## STATED TASK
Find the lines holding "face" and copy them.

## RECORD EXCERPTS
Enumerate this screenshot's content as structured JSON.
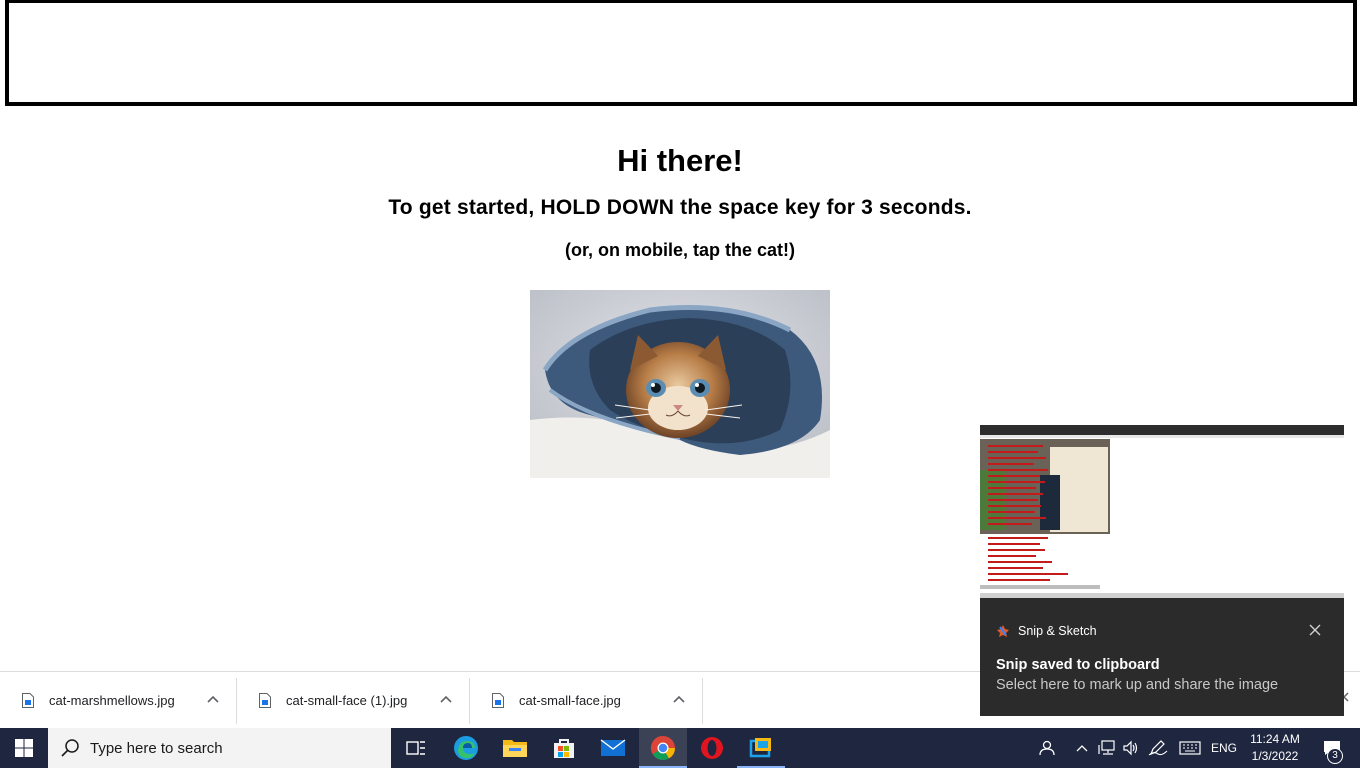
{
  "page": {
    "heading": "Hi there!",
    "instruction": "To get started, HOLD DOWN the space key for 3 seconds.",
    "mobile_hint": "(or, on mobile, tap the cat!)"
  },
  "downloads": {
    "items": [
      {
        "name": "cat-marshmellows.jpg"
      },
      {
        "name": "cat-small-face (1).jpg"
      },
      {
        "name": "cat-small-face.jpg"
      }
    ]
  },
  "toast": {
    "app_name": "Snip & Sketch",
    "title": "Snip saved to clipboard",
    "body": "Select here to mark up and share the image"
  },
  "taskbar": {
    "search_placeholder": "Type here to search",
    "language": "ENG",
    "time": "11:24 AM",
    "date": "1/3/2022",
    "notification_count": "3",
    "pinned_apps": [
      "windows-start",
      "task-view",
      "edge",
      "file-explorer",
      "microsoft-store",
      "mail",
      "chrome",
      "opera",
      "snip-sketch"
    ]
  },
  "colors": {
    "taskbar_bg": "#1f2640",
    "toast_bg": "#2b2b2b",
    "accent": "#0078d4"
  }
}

## SOLUTION FOR THIS PROBLEM
        "name": "cat-small-face (1).jpg"
        "name": "cat-small-face.jpg"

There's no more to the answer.